Task objective: Quote the listing below in its entirety.

Data entries:
┄┄┄┄┄┄┄┄┄┄
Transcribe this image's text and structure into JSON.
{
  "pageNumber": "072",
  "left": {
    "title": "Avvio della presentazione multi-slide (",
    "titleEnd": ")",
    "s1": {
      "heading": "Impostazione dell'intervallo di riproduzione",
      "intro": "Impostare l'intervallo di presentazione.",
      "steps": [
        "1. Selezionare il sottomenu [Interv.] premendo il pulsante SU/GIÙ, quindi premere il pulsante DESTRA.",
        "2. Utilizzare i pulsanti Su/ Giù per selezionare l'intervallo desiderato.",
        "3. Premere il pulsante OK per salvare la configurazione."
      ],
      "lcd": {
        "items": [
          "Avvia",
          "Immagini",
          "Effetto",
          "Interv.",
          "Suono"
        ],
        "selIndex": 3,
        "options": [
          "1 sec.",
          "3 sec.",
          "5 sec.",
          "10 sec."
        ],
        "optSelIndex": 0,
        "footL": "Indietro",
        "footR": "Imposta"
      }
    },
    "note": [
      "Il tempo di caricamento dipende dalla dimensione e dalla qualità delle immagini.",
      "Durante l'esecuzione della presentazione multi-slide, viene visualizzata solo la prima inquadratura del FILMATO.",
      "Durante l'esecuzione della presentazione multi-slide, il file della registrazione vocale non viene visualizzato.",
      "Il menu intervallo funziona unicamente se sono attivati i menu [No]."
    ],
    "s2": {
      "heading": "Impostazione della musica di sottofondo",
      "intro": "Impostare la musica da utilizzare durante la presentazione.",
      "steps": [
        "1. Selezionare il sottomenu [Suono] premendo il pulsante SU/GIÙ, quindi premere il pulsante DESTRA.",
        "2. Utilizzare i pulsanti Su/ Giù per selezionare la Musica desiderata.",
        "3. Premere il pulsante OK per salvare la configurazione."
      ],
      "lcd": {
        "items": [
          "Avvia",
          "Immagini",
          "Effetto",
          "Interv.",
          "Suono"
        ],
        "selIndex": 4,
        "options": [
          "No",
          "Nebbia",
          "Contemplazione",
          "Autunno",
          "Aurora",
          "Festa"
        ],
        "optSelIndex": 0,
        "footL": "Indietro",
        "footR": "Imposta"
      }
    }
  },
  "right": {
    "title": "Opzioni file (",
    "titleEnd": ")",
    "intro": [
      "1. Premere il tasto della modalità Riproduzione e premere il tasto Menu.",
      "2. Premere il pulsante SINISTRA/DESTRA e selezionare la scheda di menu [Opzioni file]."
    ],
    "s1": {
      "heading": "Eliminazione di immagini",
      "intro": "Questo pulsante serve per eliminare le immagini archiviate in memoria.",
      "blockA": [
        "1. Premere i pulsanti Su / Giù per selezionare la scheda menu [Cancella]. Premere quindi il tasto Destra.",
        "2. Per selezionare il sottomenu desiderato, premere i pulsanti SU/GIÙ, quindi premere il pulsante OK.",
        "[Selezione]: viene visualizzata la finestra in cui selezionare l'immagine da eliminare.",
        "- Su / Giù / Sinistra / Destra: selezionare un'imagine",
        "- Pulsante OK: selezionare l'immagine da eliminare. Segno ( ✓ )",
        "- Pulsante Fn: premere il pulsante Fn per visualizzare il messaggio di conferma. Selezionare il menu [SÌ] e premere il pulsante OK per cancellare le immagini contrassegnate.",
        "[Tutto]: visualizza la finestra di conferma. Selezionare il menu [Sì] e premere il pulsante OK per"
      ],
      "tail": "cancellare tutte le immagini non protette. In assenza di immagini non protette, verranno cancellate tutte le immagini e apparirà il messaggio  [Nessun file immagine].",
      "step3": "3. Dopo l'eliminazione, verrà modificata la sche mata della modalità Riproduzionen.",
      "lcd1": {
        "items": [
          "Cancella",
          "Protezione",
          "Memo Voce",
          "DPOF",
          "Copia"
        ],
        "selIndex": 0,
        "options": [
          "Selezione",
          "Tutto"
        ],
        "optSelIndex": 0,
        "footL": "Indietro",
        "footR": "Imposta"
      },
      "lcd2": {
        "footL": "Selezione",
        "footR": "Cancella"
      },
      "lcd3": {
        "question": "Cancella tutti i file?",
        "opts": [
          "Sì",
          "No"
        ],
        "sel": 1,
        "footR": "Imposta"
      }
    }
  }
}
┄┄┄┄┄┄┄┄┄┄
Written solution:
Transcribe this image's text and structure into JSON.
{
  "pageNumber": "072",
  "left": {
    "title": "Avvio della presentazione multi-slide (",
    "titleEnd": ")",
    "s1": {
      "heading": "Impostazione dell'intervallo di riproduzione",
      "intro": "Impostare l'intervallo di presentazione.",
      "steps": [
        "1. Selezionare il sottomenu [Interv.] premendo il pulsante SU/GIÙ, quindi premere il pulsante DESTRA.",
        "2. Utilizzare i pulsanti Su/ Giù per selezionare l'intervallo desiderato.",
        "3. Premere il pulsante OK per salvare la configurazione."
      ],
      "lcd": {
        "items": [
          "Avvia",
          "Immagini",
          "Effetto",
          "Interv.",
          "Suono"
        ],
        "selIndex": 3,
        "options": [
          "1 sec.",
          "3 sec.",
          "5 sec.",
          "10 sec."
        ],
        "optSelIndex": 0,
        "footL": "Indietro",
        "footR": "Imposta"
      }
    },
    "note": [
      "Il tempo di caricamento dipende dalla dimensione e dalla qualità delle immagini.",
      "Durante l'esecuzione della presentazione multi-slide, viene visualizzata solo la prima inquadratura del FILMATO.",
      "Durante l'esecuzione della presentazione multi-slide, il file della registrazione vocale non viene visualizzato.",
      "Il menu intervallo funziona unicamente se sono attivati i menu [No]."
    ],
    "s2": {
      "heading": "Impostazione della musica di sottofondo",
      "intro": "Impostare la musica da utilizzare durante la presentazione.",
      "steps": [
        "1. Selezionare il sottomenu [Suono] premendo il pulsante SU/GIÙ, quindi premere il pulsante DESTRA.",
        "2. Utilizzare i pulsanti Su/ Giù per selezionare la Musica desiderata.",
        "3. Premere il pulsante OK per salvare la configurazione."
      ],
      "lcd": {
        "items": [
          "Avvia",
          "Immagini",
          "Effetto",
          "Interv.",
          "Suono"
        ],
        "selIndex": 4,
        "options": [
          "No",
          "Nebbia",
          "Contemplazione",
          "Autunno",
          "Aurora",
          "Festa"
        ],
        "optSelIndex": 0,
        "footL": "Indietro",
        "footR": "Imposta"
      }
    }
  },
  "right": {
    "title": "Opzioni file (",
    "titleEnd": ")",
    "intro": [
      "1. Premere il tasto della modalità Riproduzione e premere il tasto Menu.",
      "2. Premere il pulsante SINISTRA/DESTRA e selezionare la scheda di menu [Opzioni file]."
    ],
    "s1": {
      "heading": "Eliminazione di immagini",
      "intro": "Questo pulsante serve per eliminare le immagini archiviate in memoria.",
      "blockA": [
        "1. Premere i pulsanti Su / Giù per selezionare la scheda menu [Cancella]. Premere quindi il tasto Destra.",
        "2. Per selezionare il sottomenu desiderato, premere i pulsanti SU/GIÙ, quindi premere il pulsante OK.",
        "[Selezione]: viene visualizzata la finestra in cui selezionare l'immagine da eliminare.",
        "- Su / Giù / Sinistra / Destra: selezionare un'imagine",
        "- Pulsante OK: selezionare l'immagine da eliminare. Segno ( ✓ )",
        "- Pulsante Fn: premere il pulsante Fn per visualizzare il messaggio di conferma. Selezionare il menu [SÌ] e premere il pulsante OK per cancellare le immagini contrassegnate.",
        "[Tutto]: visualizza la finestra di conferma. Selezionare il menu [Sì] e premere il pulsante OK per"
      ],
      "tail": "cancellare tutte le immagini non protette. In assenza di immagini non protette, verranno cancellate tutte le immagini e apparirà il messaggio  [Nessun file immagine].",
      "step3": "3. Dopo l'eliminazione, verrà modificata la sche mata della modalità Riproduzionen.",
      "lcd1": {
        "items": [
          "Cancella",
          "Protezione",
          "Memo Voce",
          "DPOF",
          "Copia"
        ],
        "selIndex": 0,
        "options": [
          "Selezione",
          "Tutto"
        ],
        "optSelIndex": 0,
        "footL": "Indietro",
        "footR": "Imposta"
      },
      "lcd2": {
        "footL": "Selezione",
        "footR": "Cancella"
      },
      "lcd3": {
        "question": "Cancella tutti i file?",
        "opts": [
          "Sì",
          "No"
        ],
        "sel": 1,
        "footR": "Imposta"
      }
    }
  }
}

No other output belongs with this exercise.